● RECORDS FOR THE EXERCISE:
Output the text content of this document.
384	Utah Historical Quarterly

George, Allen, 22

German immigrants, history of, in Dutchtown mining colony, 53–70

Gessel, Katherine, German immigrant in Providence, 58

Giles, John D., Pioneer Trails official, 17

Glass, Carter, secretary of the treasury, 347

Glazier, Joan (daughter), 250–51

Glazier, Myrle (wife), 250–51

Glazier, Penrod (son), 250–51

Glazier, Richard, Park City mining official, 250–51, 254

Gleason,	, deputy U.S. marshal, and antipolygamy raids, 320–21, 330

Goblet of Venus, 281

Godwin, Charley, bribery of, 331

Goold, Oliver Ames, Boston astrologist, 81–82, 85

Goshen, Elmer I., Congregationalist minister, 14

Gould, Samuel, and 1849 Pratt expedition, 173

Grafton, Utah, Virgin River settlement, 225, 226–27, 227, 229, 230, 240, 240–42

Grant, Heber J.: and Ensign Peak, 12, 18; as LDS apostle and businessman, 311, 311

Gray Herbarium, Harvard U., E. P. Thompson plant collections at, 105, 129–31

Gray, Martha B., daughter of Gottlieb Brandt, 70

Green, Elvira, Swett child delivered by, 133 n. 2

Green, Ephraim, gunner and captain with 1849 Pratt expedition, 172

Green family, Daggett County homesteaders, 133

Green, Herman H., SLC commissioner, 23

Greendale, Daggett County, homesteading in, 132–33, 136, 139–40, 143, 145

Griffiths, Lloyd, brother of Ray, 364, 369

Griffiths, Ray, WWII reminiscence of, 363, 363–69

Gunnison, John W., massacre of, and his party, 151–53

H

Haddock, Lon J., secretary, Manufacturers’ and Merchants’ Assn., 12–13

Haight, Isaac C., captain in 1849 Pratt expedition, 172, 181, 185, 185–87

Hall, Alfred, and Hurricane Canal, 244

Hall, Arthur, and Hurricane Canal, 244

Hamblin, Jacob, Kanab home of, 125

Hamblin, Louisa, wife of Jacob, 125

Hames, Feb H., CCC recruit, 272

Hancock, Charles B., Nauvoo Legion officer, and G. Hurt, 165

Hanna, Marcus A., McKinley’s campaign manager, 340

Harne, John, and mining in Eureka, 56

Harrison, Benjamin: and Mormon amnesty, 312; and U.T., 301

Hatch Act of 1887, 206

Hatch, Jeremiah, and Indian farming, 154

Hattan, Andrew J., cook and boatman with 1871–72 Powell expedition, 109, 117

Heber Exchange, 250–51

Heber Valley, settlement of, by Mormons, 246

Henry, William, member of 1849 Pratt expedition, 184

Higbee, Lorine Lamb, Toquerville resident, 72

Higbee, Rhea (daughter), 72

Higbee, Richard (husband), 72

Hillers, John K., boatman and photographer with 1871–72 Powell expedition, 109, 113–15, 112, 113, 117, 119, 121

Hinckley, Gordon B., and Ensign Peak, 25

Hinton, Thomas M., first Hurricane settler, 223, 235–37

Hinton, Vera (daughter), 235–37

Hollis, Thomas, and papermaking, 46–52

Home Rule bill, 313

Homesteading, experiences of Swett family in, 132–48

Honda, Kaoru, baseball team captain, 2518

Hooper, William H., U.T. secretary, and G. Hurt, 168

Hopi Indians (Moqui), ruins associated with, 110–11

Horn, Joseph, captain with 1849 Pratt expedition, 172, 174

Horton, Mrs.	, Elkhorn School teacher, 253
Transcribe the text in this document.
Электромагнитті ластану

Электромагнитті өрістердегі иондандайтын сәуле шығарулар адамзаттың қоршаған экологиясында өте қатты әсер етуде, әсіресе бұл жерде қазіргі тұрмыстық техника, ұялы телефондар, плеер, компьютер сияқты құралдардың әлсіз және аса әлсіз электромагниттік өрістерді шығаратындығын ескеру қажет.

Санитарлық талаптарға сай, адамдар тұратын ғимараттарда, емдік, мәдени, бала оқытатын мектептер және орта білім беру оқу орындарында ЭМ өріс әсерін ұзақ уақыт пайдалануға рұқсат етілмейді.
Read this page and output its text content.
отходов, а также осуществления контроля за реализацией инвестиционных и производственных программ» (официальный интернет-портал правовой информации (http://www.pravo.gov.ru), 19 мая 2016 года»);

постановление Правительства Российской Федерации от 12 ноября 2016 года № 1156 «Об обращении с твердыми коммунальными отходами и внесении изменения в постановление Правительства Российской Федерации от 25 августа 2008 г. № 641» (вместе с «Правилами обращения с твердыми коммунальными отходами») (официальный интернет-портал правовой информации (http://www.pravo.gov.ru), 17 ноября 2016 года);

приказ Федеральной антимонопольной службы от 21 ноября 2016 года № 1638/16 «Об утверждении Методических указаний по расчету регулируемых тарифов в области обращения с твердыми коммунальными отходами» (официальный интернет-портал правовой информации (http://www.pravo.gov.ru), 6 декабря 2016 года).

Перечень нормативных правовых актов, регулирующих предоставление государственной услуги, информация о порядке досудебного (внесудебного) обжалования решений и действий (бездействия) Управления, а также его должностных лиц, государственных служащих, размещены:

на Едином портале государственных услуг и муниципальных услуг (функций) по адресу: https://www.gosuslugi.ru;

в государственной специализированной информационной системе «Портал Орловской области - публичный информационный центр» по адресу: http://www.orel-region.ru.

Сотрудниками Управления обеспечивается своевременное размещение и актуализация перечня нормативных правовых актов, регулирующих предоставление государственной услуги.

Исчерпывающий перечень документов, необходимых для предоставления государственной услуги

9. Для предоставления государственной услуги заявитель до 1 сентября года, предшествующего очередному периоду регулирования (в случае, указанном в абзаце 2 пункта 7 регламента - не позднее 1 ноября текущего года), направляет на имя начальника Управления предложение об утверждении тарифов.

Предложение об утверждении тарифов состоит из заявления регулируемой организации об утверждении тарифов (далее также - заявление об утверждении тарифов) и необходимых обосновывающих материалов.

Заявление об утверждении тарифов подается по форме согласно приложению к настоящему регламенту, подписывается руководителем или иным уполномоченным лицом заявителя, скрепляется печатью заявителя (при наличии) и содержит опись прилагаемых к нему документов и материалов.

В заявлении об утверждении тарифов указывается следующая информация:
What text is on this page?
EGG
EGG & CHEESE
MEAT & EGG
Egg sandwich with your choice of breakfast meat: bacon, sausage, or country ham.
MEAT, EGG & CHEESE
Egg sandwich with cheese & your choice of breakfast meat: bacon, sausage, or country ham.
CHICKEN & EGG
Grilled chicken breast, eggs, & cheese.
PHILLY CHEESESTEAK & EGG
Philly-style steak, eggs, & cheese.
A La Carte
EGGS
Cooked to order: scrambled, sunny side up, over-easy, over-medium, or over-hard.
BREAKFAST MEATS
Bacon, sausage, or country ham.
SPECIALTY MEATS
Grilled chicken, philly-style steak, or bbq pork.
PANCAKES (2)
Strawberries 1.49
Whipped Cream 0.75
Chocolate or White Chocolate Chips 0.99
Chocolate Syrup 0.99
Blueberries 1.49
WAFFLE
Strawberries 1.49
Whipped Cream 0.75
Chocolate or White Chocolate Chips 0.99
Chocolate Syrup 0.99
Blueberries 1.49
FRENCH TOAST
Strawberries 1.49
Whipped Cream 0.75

● EXERCISE TASK: Restate all of the entries exactly, please.

● ANSWER TO THIS EXERCISE:
Output the text content of this document.
384	Utah Historical Quarterly

George, Allen, 22

German immigrants, history of, in Dutchtown mining colony, 53–70

Gessel, Katherine, German immigrant in Providence, 58

Giles, John D., Pioneer Trails official, 17

Glass, Carter, secretary of the treasury, 347

Glazier, Joan (daughter), 250–51

Glazier, Myrle (wife), 250–51

Glazier, Penrod (son), 250–51

Glazier, Richard, Park City mining official, 250–51, 254

Gleason,	, deputy U.S. marshal, and antipolygamy raids, 320–21, 330

Goblet of Venus, 281

Godwin, Charley, bribery of, 331

Goold, Oliver Ames, Boston astrologist, 81–82, 85

Goshen, Elmer I., Congregationalist minister, 14

Gould, Samuel, and 1849 Pratt expedition, 173

Grafton, Utah, Virgin River settlement, 225, 226–27, 227, 229, 230, 240, 240–42

Grant, Heber J.: and Ensign Peak, 12, 18; as LDS apostle and businessman, 311, 311

Gray Herbarium, Harvard U., E. P. Thompson plant collections at, 105, 129–31

Gray, Martha B., daughter of Gottlieb Brandt, 70

Green, Elvira, Swett child delivered by, 133 n. 2

Green, Ephraim, gunner and captain with 1849 Pratt expedition, 172

Green family, Daggett County homesteaders, 133

Green, Herman H., SLC commissioner, 23

Greendale, Daggett County, homesteading in, 132–33, 136, 139–40, 143, 145

Griffiths, Lloyd, brother of Ray, 364, 369

Griffiths, Ray, WWII reminiscence of, 363, 363–69

Gunnison, John W., massacre of, and his party, 151–53

H

Haddock, Lon J., secretary, Manufacturers’ and Merchants’ Assn., 12–13

Haight, Isaac C., captain in 1849 Pratt expedition, 172, 181, 185, 185–87

Hall, Alfred, and Hurricane Canal, 244

Hall, Arthur, and Hurricane Canal, 244

Hamblin, Jacob, Kanab home of, 125

Hamblin, Louisa, wife of Jacob, 125

Hames, Feb H., CCC recruit, 272

Hancock, Charles B., Nauvoo Legion officer, and G. Hurt, 165

Hanna, Marcus A., McKinley’s campaign manager, 340

Harne, John, and mining in Eureka, 56

Harrison, Benjamin: and Mormon amnesty, 312; and U.T., 301

Hatch Act of 1887, 206

Hatch, Jeremiah, and Indian farming, 154

Hattan, Andrew J., cook and boatman with 1871–72 Powell expedition, 109, 117

Heber Exchange, 250–51

Heber Valley, settlement of, by Mormons, 246

Henry, William, member of 1849 Pratt expedition, 184

Higbee, Lorine Lamb, Toquerville resident, 72

Higbee, Rhea (daughter), 72

Higbee, Richard (husband), 72

Hillers, John K., boatman and photographer with 1871–72 Powell expedition, 109, 113–15, 112, 113, 117, 119, 121

Hinckley, Gordon B., and Ensign Peak, 25

Hinton, Thomas M., first Hurricane settler, 223, 235–37

Hinton, Vera (daughter), 235–37

Hollis, Thomas, and papermaking, 46–52

Home Rule bill, 313

Homesteading, experiences of Swett family in, 132–48

Honda, Kaoru, baseball team captain, 2518

Hooper, William H., U.T. secretary, and G. Hurt, 168

Hopi Indians (Moqui), ruins associated with, 110–11

Horn, Joseph, captain with 1849 Pratt expedition, 172, 174

Horton, Mrs.	, Elkhorn School teacher, 253
Transcribe the text in this document.
Электромагнитті ластану

Электромагнитті өрістердегі иондандайтын сәуле шығарулар адамзаттың қоршаған экологиясында өте қатты әсер етуде, әсіресе бұл жерде қазіргі тұрмыстық техника, ұялы телефондар, плеер, компьютер сияқты құралдардың әлсіз және аса әлсіз электромагниттік өрістерді шығаратындығын ескеру қажет.

Санитарлық талаптарға сай, адамдар тұратын ғимараттарда, емдік, мәдени, бала оқытатын мектептер және орта білім беру оқу орындарында ЭМ өріс әсерін ұзақ уақыт пайдалануға рұқсат етілмейді.
Read this page and output its text content.
отходов, а также осуществления контроля за реализацией инвестиционных и производственных программ» (официальный интернет-портал правовой информации (http://www.pravo.gov.ru), 19 мая 2016 года»);

постановление Правительства Российской Федерации от 12 ноября 2016 года № 1156 «Об обращении с твердыми коммунальными отходами и внесении изменения в постановление Правительства Российской Федерации от 25 августа 2008 г. № 641» (вместе с «Правилами обращения с твердыми коммунальными отходами») (официальный интернет-портал правовой информации (http://www.pravo.gov.ru), 17 ноября 2016 года);

приказ Федеральной антимонопольной службы от 21 ноября 2016 года № 1638/16 «Об утверждении Методических указаний по расчету регулируемых тарифов в области обращения с твердыми коммунальными отходами» (официальный интернет-портал правовой информации (http://www.pravo.gov.ru), 6 декабря 2016 года).

Перечень нормативных правовых актов, регулирующих предоставление государственной услуги, информация о порядке досудебного (внесудебного) обжалования решений и действий (бездействия) Управления, а также его должностных лиц, государственных служащих, размещены:

на Едином портале государственных услуг и муниципальных услуг (функций) по адресу: https://www.gosuslugi.ru;

в государственной специализированной информационной системе «Портал Орловской области - публичный информационный центр» по адресу: http://www.orel-region.ru.

Сотрудниками Управления обеспечивается своевременное размещение и актуализация перечня нормативных правовых актов, регулирующих предоставление государственной услуги.

Исчерпывающий перечень документов, необходимых для предоставления государственной услуги

9. Для предоставления государственной услуги заявитель до 1 сентября года, предшествующего очередному периоду регулирования (в случае, указанном в абзаце 2 пункта 7 регламента - не позднее 1 ноября текущего года), направляет на имя начальника Управления предложение об утверждении тарифов.

Предложение об утверждении тарифов состоит из заявления регулируемой организации об утверждении тарифов (далее также - заявление об утверждении тарифов) и необходимых обосновывающих материалов.

Заявление об утверждении тарифов подается по форме согласно приложению к настоящему регламенту, подписывается руководителем или иным уполномоченным лицом заявителя, скрепляется печатью заявителя (при наличии) и содержит опись прилагаемых к нему документов и материалов.

В заявлении об утверждении тарифов указывается следующая информация:
What text is on this page?
EGG
EGG & CHEESE
MEAT & EGG
Egg sandwich with your choice of breakfast meat: bacon, sausage, or country ham.
MEAT, EGG & CHEESE
Egg sandwich with cheese & your choice of breakfast meat: bacon, sausage, or country ham.
CHICKEN & EGG
Grilled chicken breast, eggs, & cheese.
PHILLY CHEESESTEAK & EGG
Philly-style steak, eggs, & cheese.
A La Carte
EGGS
Cooked to order: scrambled, sunny side up, over-easy, over-medium, or over-hard.
BREAKFAST MEATS
Bacon, sausage, or country ham.
SPECIALTY MEATS
Grilled chicken, philly-style steak, or bbq pork.
PANCAKES (2)
Strawberries 1.49
Whipped Cream 0.75
Chocolate or White Chocolate Chips 0.99
Chocolate Syrup 0.99
Blueberries 1.49
WAFFLE
Strawberries 1.49
Whipped Cream 0.75
Chocolate or White Chocolate Chips 0.99
Chocolate Syrup 0.99
Blueberries 1.49
FRENCH TOAST
Strawberries 1.49
Whipped Cream 0.75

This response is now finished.